-- START OF Entries supplied --

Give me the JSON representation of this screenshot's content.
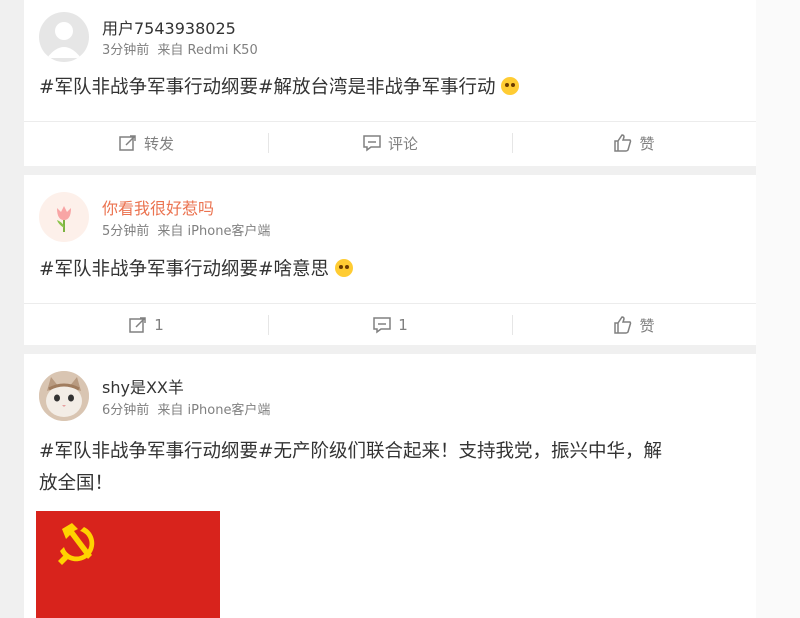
{
  "posts": [
    {
      "username": "用户7543938025",
      "time": "3分钟前",
      "source": "来自 Redmi K50",
      "text": "#军队非战争军事行动纲要#解放台湾是非战争军事行动",
      "emoji": "smirk-emoji",
      "actions": {
        "repost": "转发",
        "comment": "评论",
        "like": "赞"
      }
    },
    {
      "username": "你看我很好惹吗",
      "time": "5分钟前",
      "source": "来自 iPhone客户端",
      "text": "#军队非战争军事行动纲要#啥意思",
      "emoji": "shocked-emoji",
      "actions": {
        "repost": "1",
        "comment": "1",
        "like": "赞"
      }
    },
    {
      "username": "shy是XX羊",
      "time": "6分钟前",
      "source": "来自 iPhone客户端",
      "text_line1": "#军队非战争军事行动纲要#无产阶级们联合起来！支持我党，振兴中华，解",
      "text_line2": "放全国！",
      "image": "hammer-and-sickle-flag"
    }
  ],
  "colors": {
    "username_highlight": "#eb7350",
    "flag_red": "#d8231c",
    "flag_gold": "#ffd200"
  }
}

-- END OF Entries supplied --

(What needs to be done) Reproduce all of the entries word for word, skipping any pictures they hold.

(Expected answer)
Give me the JSON representation of this screenshot's content.
{
  "posts": [
    {
      "username": "用户7543938025",
      "time": "3分钟前",
      "source": "来自 Redmi K50",
      "text": "#军队非战争军事行动纲要#解放台湾是非战争军事行动",
      "emoji": "smirk-emoji",
      "actions": {
        "repost": "转发",
        "comment": "评论",
        "like": "赞"
      }
    },
    {
      "username": "你看我很好惹吗",
      "time": "5分钟前",
      "source": "来自 iPhone客户端",
      "text": "#军队非战争军事行动纲要#啥意思",
      "emoji": "shocked-emoji",
      "actions": {
        "repost": "1",
        "comment": "1",
        "like": "赞"
      }
    },
    {
      "username": "shy是XX羊",
      "time": "6分钟前",
      "source": "来自 iPhone客户端",
      "text_line1": "#军队非战争军事行动纲要#无产阶级们联合起来！支持我党，振兴中华，解",
      "text_line2": "放全国！",
      "image": "hammer-and-sickle-flag"
    }
  ],
  "colors": {
    "username_highlight": "#eb7350",
    "flag_red": "#d8231c",
    "flag_gold": "#ffd200"
  }
}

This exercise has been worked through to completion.